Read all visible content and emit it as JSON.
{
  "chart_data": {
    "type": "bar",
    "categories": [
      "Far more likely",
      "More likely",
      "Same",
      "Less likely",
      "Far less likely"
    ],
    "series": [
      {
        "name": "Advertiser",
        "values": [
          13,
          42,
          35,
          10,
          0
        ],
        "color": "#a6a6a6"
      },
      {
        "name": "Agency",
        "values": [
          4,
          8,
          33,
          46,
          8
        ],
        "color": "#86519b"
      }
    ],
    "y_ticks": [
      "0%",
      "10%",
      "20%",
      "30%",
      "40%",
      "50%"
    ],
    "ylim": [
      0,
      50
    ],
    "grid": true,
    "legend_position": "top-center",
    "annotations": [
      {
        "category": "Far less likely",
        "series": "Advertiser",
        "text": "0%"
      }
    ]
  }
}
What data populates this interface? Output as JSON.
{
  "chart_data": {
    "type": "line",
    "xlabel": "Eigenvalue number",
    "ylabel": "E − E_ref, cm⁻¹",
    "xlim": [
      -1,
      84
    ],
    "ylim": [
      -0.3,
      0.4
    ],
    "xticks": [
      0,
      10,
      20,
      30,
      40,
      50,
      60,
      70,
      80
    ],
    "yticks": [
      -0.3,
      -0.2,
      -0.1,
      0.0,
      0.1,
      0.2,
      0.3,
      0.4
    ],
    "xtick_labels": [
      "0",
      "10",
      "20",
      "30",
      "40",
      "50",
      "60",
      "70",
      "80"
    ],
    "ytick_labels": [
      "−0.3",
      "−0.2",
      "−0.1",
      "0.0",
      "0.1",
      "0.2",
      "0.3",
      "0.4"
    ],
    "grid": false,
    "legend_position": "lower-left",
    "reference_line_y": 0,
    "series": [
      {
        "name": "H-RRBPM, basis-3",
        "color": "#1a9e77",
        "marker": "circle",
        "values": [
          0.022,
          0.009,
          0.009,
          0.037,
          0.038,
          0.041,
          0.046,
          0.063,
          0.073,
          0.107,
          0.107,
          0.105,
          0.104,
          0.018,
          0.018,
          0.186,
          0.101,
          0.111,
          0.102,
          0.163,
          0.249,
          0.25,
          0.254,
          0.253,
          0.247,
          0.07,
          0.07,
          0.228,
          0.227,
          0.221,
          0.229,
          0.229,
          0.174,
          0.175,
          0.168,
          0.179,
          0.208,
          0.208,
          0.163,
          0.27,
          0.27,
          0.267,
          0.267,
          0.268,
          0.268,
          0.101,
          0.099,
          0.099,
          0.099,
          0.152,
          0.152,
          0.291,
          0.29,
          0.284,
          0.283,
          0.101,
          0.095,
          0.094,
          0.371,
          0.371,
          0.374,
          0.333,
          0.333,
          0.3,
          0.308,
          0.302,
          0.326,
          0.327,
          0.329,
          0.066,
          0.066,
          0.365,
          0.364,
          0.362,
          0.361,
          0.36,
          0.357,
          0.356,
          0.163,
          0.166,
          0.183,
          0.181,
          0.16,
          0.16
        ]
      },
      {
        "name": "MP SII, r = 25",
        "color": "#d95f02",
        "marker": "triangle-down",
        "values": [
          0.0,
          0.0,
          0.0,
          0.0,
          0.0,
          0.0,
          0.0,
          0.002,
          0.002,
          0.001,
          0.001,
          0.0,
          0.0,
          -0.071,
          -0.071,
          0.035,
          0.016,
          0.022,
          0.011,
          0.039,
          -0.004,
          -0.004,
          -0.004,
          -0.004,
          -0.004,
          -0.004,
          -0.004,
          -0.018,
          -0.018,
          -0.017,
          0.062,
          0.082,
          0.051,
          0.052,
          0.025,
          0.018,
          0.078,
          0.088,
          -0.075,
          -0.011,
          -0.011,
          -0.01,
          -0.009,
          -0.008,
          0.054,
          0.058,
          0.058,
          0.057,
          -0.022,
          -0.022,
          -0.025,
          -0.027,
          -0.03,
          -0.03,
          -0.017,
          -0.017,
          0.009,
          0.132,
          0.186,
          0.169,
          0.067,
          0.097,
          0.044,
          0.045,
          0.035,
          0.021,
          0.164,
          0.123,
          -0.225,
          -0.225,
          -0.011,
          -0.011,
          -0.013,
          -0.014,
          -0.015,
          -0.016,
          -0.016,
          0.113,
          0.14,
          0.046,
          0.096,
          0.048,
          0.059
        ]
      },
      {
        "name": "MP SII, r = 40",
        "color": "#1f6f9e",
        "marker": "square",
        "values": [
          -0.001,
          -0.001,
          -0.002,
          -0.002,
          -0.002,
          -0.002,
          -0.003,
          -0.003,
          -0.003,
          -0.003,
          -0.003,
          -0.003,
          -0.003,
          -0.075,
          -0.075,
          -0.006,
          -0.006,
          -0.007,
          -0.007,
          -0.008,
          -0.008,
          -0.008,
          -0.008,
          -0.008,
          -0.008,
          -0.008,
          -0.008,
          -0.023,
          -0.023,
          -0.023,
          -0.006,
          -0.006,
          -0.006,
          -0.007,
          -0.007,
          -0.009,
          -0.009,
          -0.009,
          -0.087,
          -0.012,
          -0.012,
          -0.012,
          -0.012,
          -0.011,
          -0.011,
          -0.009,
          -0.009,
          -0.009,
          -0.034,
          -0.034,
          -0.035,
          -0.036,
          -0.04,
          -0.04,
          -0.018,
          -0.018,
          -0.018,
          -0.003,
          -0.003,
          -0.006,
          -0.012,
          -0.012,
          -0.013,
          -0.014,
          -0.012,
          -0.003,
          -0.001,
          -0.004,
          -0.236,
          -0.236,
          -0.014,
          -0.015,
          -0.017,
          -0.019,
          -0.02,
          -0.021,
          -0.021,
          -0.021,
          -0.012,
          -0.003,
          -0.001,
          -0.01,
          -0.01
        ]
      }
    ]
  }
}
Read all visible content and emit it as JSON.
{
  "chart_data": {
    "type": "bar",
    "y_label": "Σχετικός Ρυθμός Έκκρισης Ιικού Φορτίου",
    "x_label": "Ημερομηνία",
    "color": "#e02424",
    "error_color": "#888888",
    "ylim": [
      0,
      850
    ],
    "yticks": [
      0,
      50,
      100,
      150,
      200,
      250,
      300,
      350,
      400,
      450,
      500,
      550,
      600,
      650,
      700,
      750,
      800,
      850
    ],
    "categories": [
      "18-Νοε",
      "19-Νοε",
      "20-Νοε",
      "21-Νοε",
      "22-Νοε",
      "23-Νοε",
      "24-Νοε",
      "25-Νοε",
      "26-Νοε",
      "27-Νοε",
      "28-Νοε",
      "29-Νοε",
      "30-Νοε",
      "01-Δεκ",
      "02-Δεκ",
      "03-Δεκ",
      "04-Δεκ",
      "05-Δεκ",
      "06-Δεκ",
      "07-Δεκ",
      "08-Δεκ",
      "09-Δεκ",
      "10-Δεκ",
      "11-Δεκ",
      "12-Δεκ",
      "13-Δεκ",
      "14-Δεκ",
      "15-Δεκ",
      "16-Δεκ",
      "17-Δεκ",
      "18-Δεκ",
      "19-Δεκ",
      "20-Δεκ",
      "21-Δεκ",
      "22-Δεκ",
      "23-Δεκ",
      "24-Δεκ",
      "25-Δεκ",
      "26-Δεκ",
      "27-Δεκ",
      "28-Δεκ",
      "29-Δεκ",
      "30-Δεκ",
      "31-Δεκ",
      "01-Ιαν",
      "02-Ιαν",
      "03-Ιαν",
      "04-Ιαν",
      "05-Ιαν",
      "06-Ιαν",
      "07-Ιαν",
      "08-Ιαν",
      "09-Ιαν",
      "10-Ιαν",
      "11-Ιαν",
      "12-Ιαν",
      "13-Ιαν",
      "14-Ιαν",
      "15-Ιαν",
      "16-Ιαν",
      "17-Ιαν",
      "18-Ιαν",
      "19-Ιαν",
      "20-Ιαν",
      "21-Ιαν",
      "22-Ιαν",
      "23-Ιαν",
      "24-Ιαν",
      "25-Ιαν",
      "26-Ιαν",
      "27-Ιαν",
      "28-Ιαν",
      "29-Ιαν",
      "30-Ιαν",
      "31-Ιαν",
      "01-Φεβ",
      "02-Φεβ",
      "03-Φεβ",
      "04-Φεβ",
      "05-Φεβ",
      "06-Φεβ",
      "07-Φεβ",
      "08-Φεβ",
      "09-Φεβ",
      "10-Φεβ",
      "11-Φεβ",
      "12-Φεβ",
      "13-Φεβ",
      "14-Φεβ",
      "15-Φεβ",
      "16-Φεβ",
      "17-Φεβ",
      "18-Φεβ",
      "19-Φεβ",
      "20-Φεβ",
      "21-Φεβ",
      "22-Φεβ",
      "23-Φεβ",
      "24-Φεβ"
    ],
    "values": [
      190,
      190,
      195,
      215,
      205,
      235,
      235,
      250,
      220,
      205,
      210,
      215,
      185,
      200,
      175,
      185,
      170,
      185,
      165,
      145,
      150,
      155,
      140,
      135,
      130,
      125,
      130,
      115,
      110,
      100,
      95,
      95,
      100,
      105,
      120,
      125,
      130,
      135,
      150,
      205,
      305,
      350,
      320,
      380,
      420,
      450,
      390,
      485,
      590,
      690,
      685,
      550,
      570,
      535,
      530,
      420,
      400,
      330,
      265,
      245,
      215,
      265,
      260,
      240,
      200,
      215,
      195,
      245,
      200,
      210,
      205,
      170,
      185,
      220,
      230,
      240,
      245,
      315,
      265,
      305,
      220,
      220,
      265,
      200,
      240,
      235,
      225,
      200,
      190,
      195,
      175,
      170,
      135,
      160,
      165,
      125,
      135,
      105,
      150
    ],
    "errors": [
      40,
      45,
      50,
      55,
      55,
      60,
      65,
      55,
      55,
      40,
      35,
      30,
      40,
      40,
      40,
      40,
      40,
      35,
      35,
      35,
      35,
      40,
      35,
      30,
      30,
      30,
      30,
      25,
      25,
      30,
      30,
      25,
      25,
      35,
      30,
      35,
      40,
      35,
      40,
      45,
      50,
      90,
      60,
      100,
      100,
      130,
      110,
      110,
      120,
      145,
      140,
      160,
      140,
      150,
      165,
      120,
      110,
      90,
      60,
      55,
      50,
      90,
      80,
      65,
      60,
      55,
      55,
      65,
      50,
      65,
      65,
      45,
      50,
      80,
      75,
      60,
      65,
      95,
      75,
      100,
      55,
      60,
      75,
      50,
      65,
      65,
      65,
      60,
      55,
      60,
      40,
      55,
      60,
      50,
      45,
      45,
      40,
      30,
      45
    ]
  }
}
..............................
Given instruction: In the entries above, how many lines hold the word "name"? State the number and nothing else.

Task solution: 5